Saved entries:
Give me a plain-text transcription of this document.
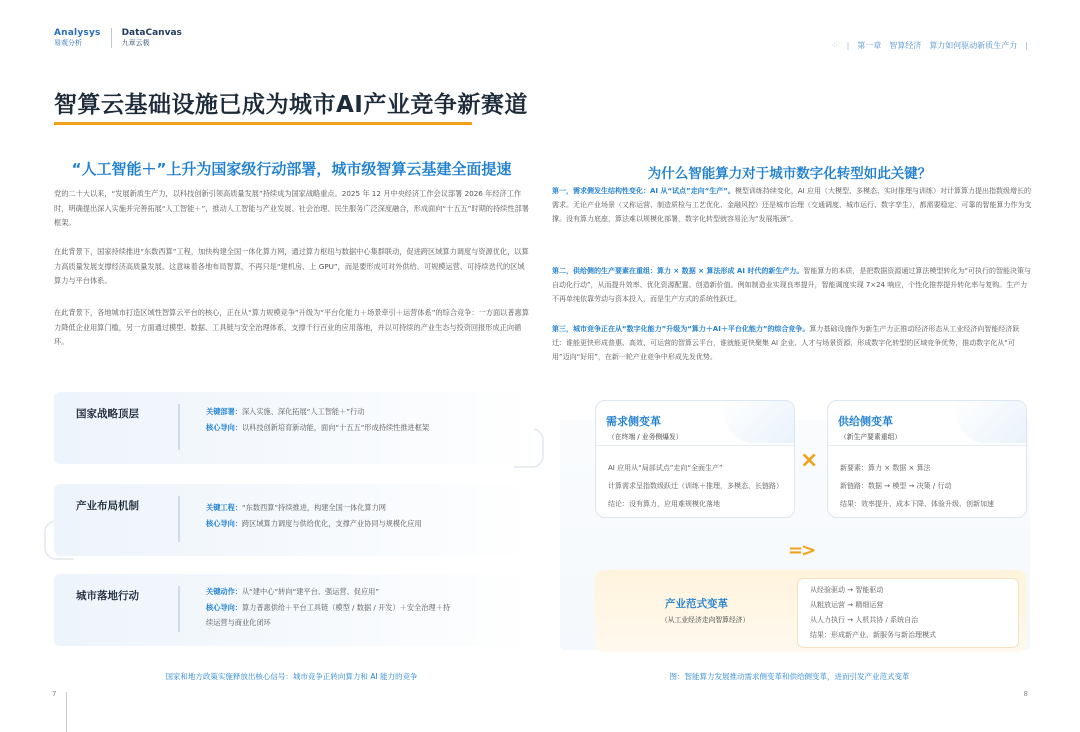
Analysys
易观分析
DataCanvas
九章云极	⁘ | 第一章 智算经济 算力如何驱动新质生产力 |
智算云基础设施已成为城市AI产业竞争新赛道
“人工智能＋”上升为国家级行动部署，城市级智算云基建全面提速
党的二十大以来，“发展新质生产力，以科技创新引领高质量发展”持续成为国家战略重点。2025 年 12 月中央经济工作会议部署 2026 年经济工作时，明确提出深入实施并完善拓展“人工智能＋”，推动人工智能与产业发展、社会治理、民生服务广泛深度融合，形成面向“十五五”时期的持续性部署框架。
在此背景下，国家持续推进“东数西算”工程，加快构建全国一体化算力网，通过算力枢纽与数据中心集群联动，促进跨区域算力调度与资源优化，以算力高质量发展支撑经济高质量发展。这意味着各地布局智算，不再只是“建机房、上 GPU”，而是要形成可对外供给、可规模运营、可持续迭代的区域算力与平台体系。
在此背景下，各地城市打造区域性智算云平台的核心，正在从“算力规模竞争”升级为“平台化能力＋场景牵引＋运营体系”的综合竞争：一方面以普惠算力降低企业用算门槛，另一方面通过模型、数据、工具链与安全治理体系，支撑千行百业的应用落地，并以可持续的产业生态与投资回报形成正向循环。
国家战略顶层	关键部署：深入实施、深化拓展“人工智能＋”行动
核心导向：以科技创新培育新动能，面向“十五五”形成持续性推进框架
产业布局机制	关键工程：“东数西算”持续推进，构建全国一体化算力网
核心导向：跨区域算力调度与供给优化，支撑产业协同与规模化应用
城市落地行动	关键动作：从“建中心”转向“建平台、强运营、促应用”
核心导向：算力普惠供给＋平台工具链（模型 / 数据 / 开发）＋安全治理＋持
续运营与商业化闭环
国家和地方政策实施释放出核心信号：城市竞争正转向算力和 AI 能力的竞争
为什么智能算力对于城市数字化转型如此关键？
第一，需求侧发生结构性变化：AI 从“试点”走向“生产”。模型训练持续变化，AI 应用（大模型、多模态、实时推理与训练）对计算算力提出指数级增长的需求。无论产业场景（又称运营、制造质检与工艺优化、金融风控）还是城市治理（交通调度、城市运行、数字孪生），都需要稳定、可靠的智能算力作为支撑。没有算力底座，算法难以规模化部署，数字化转型就容易沦为“发展瓶颈”。
第二，供给侧的生产要素在重组：算力 × 数据 × 算法形成 AI 时代的新生产力。智能算力的本质，是把数据资源通过算法模型转化为“可执行的智能决策与自动化行动”，从而提升效率、优化资源配置、创造新价值。例如制造业实现良率提升，智能调度实现 7×24 响应，个性化推荐提升转化率与复购。生产力不再单纯依靠劳动与资本投入，而是生产方式的系统性跃迁。
第三，城市竞争正在从“数字化能力”升级为“算力＋AI＋平台化能力”的综合竞争。算力基础设施作为新生产力正推动经济形态从工业经济向智能经济跃迁：谁能更快形成普惠、高效、可运营的智算云平台，谁就能更快聚集 AI 企业、人才与场景资源，形成数字化转型的区域竞争优势，推动数字化从“可用”迈向“好用”，在新一轮产业竞争中形成先发优势。
需求侧变革
（在终端 / 业务侧爆发）
AI 应用从“局部试点”走向“全面生产”
计算需求呈指数级跃迁（训练＋推理，多模态，长链路）
结论：没有算力，应用难规模化落地
×
供给侧变革
（新生产要素重组）
新要素：算力 × 数据 × 算法
新链路：数据 → 模型 → 决策 / 行动
结果：效率提升、成本下降、体验升级、创新加速
=>
产业范式变革
（从工业经济走向智算经济）
从经验驱动 → 智能驱动
从粗放运营 → 精细运营
从人力执行 → 人机共协 / 系统自治
结果：形成新产业、新服务与新治理模式
图：智能算力发展推动需求侧变革和供给侧变革，进而引发产业范式变革
7	8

What to work on:
Of the lines in the material, how many include "在此背景下"? Respond with the number alone.

The completed task:
2